**WHAT THIS TASK INVOLVES:** In the lines below, find how many contain the word "JSON" and report that figure alone.

**MATERIAL FOR THIS EXERCISE:**
┏━━

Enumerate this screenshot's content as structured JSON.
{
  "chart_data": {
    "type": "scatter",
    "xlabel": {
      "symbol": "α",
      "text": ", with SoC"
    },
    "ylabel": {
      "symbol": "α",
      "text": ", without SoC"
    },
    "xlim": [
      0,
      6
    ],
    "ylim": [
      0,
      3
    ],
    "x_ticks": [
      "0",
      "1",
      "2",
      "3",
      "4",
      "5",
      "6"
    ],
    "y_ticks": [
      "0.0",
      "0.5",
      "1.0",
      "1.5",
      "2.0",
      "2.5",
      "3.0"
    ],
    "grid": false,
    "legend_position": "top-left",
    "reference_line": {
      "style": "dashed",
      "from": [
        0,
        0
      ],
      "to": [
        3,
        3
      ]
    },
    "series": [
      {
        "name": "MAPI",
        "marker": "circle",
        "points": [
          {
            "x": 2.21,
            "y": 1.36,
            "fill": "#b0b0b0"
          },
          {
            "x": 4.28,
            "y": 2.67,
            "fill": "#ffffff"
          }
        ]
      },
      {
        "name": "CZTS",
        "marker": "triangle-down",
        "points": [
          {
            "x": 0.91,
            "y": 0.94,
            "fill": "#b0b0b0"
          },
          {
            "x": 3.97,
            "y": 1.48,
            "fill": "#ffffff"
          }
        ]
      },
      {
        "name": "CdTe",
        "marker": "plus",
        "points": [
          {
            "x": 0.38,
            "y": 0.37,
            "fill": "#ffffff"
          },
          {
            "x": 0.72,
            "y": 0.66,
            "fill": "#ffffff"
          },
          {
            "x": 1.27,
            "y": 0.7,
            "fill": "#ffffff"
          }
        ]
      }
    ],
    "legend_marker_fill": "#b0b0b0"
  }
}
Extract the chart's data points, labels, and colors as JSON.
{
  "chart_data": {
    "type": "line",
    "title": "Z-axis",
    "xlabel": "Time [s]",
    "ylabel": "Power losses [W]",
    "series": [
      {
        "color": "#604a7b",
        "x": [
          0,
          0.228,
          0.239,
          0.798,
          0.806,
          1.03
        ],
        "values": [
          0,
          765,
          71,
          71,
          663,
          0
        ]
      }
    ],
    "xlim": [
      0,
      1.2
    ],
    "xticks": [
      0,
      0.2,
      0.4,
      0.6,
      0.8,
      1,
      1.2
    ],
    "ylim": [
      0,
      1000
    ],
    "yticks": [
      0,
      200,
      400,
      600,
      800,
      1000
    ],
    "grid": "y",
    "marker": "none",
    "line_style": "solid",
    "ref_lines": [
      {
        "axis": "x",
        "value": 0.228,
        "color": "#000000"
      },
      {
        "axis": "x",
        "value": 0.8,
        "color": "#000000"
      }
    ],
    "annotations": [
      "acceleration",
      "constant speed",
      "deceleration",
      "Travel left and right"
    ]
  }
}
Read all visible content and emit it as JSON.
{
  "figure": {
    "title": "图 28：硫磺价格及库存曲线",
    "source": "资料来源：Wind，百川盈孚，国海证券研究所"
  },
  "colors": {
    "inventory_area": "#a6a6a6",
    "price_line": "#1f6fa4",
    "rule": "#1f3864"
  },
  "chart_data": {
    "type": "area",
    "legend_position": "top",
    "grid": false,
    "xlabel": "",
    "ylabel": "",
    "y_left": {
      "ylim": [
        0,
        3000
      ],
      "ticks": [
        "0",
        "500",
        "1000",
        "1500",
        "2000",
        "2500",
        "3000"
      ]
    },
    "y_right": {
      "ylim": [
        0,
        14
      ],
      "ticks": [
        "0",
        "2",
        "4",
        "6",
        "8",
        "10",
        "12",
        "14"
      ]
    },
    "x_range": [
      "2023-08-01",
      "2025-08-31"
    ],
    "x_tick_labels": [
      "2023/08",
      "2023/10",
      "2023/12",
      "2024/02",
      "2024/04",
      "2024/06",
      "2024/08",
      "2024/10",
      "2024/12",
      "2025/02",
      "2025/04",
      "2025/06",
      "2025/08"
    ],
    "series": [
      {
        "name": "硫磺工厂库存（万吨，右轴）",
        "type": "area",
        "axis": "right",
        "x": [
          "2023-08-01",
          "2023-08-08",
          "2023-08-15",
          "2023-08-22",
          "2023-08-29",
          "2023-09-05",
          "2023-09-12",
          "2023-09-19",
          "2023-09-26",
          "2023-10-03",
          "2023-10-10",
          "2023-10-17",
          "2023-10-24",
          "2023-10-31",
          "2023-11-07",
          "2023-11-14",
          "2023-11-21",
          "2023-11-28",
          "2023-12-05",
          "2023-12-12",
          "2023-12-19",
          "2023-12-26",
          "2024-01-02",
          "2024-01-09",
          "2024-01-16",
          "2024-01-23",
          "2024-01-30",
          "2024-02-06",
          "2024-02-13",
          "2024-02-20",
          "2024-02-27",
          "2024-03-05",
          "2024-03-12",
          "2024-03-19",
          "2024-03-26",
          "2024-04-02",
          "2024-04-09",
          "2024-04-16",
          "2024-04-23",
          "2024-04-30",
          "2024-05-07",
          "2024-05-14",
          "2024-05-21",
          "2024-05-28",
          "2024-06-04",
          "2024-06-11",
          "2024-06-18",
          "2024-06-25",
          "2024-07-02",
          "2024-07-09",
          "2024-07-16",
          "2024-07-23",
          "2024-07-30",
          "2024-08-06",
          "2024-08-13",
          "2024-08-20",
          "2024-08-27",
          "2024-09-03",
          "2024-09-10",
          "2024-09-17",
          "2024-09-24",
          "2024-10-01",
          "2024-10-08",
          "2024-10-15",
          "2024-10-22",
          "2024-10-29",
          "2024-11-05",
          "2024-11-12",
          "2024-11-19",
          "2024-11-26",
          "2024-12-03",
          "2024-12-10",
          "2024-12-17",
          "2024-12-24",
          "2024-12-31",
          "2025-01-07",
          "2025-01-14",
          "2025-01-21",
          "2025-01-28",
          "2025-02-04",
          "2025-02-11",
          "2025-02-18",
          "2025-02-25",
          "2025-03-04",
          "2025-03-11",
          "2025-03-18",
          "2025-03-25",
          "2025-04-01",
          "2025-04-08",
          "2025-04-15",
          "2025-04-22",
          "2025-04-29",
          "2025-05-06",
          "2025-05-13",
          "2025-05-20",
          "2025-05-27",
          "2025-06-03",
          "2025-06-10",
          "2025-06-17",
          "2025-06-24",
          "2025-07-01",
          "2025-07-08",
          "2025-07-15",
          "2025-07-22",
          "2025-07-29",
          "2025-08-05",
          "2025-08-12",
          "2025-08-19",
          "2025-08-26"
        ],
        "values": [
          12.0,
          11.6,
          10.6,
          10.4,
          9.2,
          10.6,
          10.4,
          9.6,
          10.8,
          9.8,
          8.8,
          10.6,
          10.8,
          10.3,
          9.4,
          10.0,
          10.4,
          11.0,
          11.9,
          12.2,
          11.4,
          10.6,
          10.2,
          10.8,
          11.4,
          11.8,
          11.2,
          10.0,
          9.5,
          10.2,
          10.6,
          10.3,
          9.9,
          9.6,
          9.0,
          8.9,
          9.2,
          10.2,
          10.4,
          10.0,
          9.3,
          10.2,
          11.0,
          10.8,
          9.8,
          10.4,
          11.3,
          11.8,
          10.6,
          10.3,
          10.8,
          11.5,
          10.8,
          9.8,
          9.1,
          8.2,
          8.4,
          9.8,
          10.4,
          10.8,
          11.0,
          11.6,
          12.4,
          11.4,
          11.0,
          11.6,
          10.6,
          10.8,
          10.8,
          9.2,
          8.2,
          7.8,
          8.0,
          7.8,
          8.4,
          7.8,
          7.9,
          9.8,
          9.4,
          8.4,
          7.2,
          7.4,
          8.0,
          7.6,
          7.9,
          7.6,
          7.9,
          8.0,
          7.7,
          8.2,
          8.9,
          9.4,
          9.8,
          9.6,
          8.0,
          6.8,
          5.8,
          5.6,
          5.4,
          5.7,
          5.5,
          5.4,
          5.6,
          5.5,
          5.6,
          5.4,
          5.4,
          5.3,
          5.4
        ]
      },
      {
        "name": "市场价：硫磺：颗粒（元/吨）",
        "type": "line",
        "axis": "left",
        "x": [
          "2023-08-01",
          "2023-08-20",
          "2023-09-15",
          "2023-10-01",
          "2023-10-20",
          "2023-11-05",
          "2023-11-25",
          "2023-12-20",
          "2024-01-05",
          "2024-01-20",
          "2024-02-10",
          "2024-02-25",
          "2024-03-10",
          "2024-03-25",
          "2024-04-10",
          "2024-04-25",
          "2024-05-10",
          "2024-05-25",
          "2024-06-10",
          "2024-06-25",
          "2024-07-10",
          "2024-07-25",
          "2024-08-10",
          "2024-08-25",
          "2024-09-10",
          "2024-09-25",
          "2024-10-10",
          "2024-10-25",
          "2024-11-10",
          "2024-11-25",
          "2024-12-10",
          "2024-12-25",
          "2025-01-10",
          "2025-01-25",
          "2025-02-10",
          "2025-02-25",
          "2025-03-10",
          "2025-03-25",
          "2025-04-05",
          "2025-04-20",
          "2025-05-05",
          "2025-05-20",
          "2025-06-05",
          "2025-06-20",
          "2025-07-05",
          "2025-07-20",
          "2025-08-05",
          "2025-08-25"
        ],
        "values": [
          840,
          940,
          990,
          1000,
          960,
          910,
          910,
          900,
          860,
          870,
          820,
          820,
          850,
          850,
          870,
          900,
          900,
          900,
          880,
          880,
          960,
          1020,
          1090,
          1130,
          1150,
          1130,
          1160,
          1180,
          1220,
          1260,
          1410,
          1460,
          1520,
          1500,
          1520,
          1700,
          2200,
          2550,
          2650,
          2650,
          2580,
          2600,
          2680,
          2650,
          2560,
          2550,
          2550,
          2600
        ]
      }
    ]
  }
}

┗━━

**THE COMPLETED TASK:** 3